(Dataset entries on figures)

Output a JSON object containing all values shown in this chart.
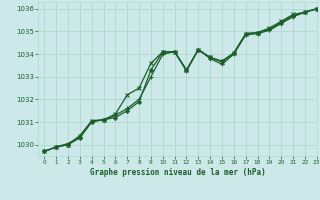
{
  "title": "Graphe pression niveau de la mer (hPa)",
  "background_color": "#cce8e8",
  "grid_color": "#b0d8d0",
  "line_color": "#1a5e2a",
  "xlim": [
    -0.5,
    23
  ],
  "ylim": [
    1029.5,
    1036.3
  ],
  "yticks": [
    1030,
    1031,
    1032,
    1033,
    1034,
    1035,
    1036
  ],
  "xticks": [
    0,
    1,
    2,
    3,
    4,
    5,
    6,
    7,
    8,
    9,
    10,
    11,
    12,
    13,
    14,
    15,
    16,
    17,
    18,
    19,
    20,
    21,
    22,
    23
  ],
  "series1_x": [
    0,
    1,
    2,
    3,
    4,
    5,
    6,
    7,
    8,
    9,
    10,
    11,
    12,
    13,
    14,
    15,
    16,
    17,
    18,
    19,
    20,
    21,
    22,
    23
  ],
  "series1_y": [
    1029.7,
    1029.9,
    1030.0,
    1030.3,
    1031.0,
    1031.1,
    1031.2,
    1031.5,
    1031.9,
    1033.3,
    1034.1,
    1034.1,
    1033.3,
    1034.2,
    1033.85,
    1033.7,
    1034.05,
    1034.9,
    1034.95,
    1035.1,
    1035.4,
    1035.7,
    1035.85,
    1036.0
  ],
  "series2_x": [
    0,
    1,
    2,
    3,
    4,
    5,
    6,
    7,
    8,
    9,
    10,
    11,
    12,
    13,
    14,
    15,
    16,
    17,
    18,
    19,
    20,
    21,
    22,
    23
  ],
  "series2_y": [
    1029.7,
    1029.9,
    1030.05,
    1030.35,
    1031.05,
    1031.1,
    1031.3,
    1031.6,
    1032.0,
    1033.0,
    1034.0,
    1034.1,
    1033.25,
    1034.2,
    1033.8,
    1033.55,
    1034.0,
    1034.85,
    1034.9,
    1035.05,
    1035.35,
    1035.65,
    1035.85,
    1036.0
  ],
  "series3_x": [
    0,
    1,
    2,
    3,
    4,
    5,
    6,
    7,
    8,
    9,
    10,
    11,
    12,
    13,
    14,
    15,
    16,
    17,
    18,
    19,
    20,
    21,
    22,
    23
  ],
  "series3_y": [
    1029.7,
    1029.9,
    1030.0,
    1030.4,
    1031.05,
    1031.1,
    1031.35,
    1032.2,
    1032.5,
    1033.6,
    1034.1,
    1034.1,
    1033.3,
    1034.2,
    1033.85,
    1033.65,
    1034.05,
    1034.9,
    1034.95,
    1035.15,
    1035.45,
    1035.75,
    1035.85,
    1036.0
  ]
}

§ **SHORT TASK**
Your task is to repeat the material above exactly, without its pictures.

§ **CORRECT RESPONSE**
Output a JSON object containing all values shown in this chart.
{
  "title": "Graphe pression niveau de la mer (hPa)",
  "background_color": "#cce8e8",
  "grid_color": "#b0d8d0",
  "line_color": "#1a5e2a",
  "xlim": [
    -0.5,
    23
  ],
  "ylim": [
    1029.5,
    1036.3
  ],
  "yticks": [
    1030,
    1031,
    1032,
    1033,
    1034,
    1035,
    1036
  ],
  "xticks": [
    0,
    1,
    2,
    3,
    4,
    5,
    6,
    7,
    8,
    9,
    10,
    11,
    12,
    13,
    14,
    15,
    16,
    17,
    18,
    19,
    20,
    21,
    22,
    23
  ],
  "series1_x": [
    0,
    1,
    2,
    3,
    4,
    5,
    6,
    7,
    8,
    9,
    10,
    11,
    12,
    13,
    14,
    15,
    16,
    17,
    18,
    19,
    20,
    21,
    22,
    23
  ],
  "series1_y": [
    1029.7,
    1029.9,
    1030.0,
    1030.3,
    1031.0,
    1031.1,
    1031.2,
    1031.5,
    1031.9,
    1033.3,
    1034.1,
    1034.1,
    1033.3,
    1034.2,
    1033.85,
    1033.7,
    1034.05,
    1034.9,
    1034.95,
    1035.1,
    1035.4,
    1035.7,
    1035.85,
    1036.0
  ],
  "series2_x": [
    0,
    1,
    2,
    3,
    4,
    5,
    6,
    7,
    8,
    9,
    10,
    11,
    12,
    13,
    14,
    15,
    16,
    17,
    18,
    19,
    20,
    21,
    22,
    23
  ],
  "series2_y": [
    1029.7,
    1029.9,
    1030.05,
    1030.35,
    1031.05,
    1031.1,
    1031.3,
    1031.6,
    1032.0,
    1033.0,
    1034.0,
    1034.1,
    1033.25,
    1034.2,
    1033.8,
    1033.55,
    1034.0,
    1034.85,
    1034.9,
    1035.05,
    1035.35,
    1035.65,
    1035.85,
    1036.0
  ],
  "series3_x": [
    0,
    1,
    2,
    3,
    4,
    5,
    6,
    7,
    8,
    9,
    10,
    11,
    12,
    13,
    14,
    15,
    16,
    17,
    18,
    19,
    20,
    21,
    22,
    23
  ],
  "series3_y": [
    1029.7,
    1029.9,
    1030.0,
    1030.4,
    1031.05,
    1031.1,
    1031.35,
    1032.2,
    1032.5,
    1033.6,
    1034.1,
    1034.1,
    1033.3,
    1034.2,
    1033.85,
    1033.65,
    1034.05,
    1034.9,
    1034.95,
    1035.15,
    1035.45,
    1035.75,
    1035.85,
    1036.0
  ]
}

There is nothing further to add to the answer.